[Given instruction]:
Check every line of the data below for the string "same", and copy the ones that hold it.
#### Supplied records ####
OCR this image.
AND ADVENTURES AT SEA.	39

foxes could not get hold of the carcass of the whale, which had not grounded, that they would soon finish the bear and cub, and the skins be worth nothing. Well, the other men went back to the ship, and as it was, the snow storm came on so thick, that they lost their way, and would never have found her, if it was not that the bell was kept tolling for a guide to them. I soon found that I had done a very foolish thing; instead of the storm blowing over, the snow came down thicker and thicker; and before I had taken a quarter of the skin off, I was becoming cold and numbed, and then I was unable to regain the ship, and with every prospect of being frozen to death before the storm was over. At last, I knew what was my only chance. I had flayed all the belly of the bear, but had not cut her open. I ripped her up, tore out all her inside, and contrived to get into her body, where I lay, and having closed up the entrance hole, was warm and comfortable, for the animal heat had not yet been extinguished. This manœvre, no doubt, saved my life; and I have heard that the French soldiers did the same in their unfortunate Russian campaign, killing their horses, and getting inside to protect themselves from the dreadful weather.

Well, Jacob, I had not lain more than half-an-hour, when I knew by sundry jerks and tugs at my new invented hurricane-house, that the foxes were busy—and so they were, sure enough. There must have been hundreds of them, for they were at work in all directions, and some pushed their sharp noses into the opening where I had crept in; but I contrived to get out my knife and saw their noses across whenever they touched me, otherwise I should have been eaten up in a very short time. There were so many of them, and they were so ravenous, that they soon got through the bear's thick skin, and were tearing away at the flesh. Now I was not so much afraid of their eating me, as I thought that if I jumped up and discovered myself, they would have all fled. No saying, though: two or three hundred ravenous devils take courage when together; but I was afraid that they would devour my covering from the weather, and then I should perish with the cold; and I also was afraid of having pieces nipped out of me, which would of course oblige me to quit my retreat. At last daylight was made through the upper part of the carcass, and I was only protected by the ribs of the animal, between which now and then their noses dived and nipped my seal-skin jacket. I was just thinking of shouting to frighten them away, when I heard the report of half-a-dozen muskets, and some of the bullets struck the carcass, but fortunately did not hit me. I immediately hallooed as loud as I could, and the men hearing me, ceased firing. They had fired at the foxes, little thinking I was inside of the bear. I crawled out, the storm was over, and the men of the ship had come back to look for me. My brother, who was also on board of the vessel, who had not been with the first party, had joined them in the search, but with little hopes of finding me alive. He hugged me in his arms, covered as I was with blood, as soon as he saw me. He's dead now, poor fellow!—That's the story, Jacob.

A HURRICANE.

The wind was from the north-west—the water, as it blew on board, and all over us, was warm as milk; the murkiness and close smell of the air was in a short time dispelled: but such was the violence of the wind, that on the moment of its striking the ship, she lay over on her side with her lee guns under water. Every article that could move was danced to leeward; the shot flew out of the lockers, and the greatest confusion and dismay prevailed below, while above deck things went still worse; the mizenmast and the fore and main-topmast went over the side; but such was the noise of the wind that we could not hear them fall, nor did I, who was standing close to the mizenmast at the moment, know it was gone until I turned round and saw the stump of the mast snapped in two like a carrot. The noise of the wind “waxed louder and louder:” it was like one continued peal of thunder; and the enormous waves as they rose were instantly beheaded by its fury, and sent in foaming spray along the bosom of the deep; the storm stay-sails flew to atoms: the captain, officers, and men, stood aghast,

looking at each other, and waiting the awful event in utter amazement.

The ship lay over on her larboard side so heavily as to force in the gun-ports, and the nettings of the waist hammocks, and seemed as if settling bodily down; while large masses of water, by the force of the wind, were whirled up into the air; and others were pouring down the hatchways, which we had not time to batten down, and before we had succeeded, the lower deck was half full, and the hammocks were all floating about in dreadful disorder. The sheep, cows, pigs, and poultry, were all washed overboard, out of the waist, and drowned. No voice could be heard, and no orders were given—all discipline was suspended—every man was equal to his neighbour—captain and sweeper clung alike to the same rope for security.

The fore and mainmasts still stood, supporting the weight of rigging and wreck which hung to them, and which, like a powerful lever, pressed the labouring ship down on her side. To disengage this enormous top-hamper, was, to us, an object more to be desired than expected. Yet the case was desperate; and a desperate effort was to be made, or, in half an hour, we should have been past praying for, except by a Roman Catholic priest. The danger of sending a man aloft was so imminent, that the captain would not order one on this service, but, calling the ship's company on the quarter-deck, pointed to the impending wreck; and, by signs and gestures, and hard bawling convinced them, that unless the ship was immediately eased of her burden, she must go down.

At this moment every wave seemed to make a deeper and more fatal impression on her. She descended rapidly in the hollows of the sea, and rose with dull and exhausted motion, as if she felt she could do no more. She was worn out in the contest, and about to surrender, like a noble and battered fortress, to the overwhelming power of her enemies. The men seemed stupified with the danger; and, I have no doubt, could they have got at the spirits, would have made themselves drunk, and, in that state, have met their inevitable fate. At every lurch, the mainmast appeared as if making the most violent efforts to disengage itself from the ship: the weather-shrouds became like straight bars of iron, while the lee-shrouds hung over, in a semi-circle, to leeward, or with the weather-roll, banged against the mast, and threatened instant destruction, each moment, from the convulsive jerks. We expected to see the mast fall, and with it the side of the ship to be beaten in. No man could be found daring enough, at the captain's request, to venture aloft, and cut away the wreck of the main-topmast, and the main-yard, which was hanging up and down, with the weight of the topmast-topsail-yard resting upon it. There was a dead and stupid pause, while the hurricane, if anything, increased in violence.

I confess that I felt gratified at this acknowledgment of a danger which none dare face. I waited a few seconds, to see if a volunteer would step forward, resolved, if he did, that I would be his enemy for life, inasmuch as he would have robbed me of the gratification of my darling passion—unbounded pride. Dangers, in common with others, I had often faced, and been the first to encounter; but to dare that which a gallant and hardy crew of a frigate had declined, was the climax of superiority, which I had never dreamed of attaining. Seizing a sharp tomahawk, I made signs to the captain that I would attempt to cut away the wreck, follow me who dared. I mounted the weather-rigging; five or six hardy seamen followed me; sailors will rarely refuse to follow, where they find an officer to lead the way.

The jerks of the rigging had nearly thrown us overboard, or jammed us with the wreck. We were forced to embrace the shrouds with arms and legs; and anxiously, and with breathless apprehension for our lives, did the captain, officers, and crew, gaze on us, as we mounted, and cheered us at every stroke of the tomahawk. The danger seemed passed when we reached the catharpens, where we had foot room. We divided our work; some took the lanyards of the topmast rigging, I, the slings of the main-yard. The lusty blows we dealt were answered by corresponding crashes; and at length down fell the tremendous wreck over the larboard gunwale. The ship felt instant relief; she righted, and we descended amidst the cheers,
####
[Result for this exercise]:
foxes could not get hold of the carcass of the whale, which had not grounded, that they would soon finish the bear and cub, and the skins be worth nothing. Well, the other men went back to the ship, and as it was, the snow storm came on so thick, that they lost their way, and would never have found her, if it was not that the bell was kept tolling for a guide to them. I soon found that I had done a very foolish thing; instead of the storm blowing over, the snow came down thicker and thicker; and before I had taken a quarter of the skin off, I was becoming cold and numbed, and then I was unable to regain the ship, and with every prospect of being frozen to death before the storm was over. At last, I knew what was my only chance. I had flayed all the belly of the bear, but had not cut her open. I ripped her up, tore out all her inside, and contrived to get into her body, where I lay, and having closed up the entrance hole, was warm and comfortable, for the animal heat had not yet been extinguished. This manœvre, no doubt, saved my life; and I have heard that the French soldiers did the same in their unfortunate Russian campaign, killing their horses, and getting inside to protect themselves from the dreadful weather.
The ship lay over on her larboard side so heavily as to force in the gun-ports, and the nettings of the waist hammocks, and seemed as if settling bodily down; while large masses of water, by the force of the wind, were whirled up into the air; and others were pouring down the hatchways, which we had not time to batten down, and before we had succeeded, the lower deck was half full, and the hammocks were all floating about in dreadful disorder. The sheep, cows, pigs, and poultry, were all washed overboard, out of the waist, and drowned. No voice could be heard, and no orders were given—all discipline was suspended—every man was equal to his neighbour—captain and sweeper clung alike to the same rope for security.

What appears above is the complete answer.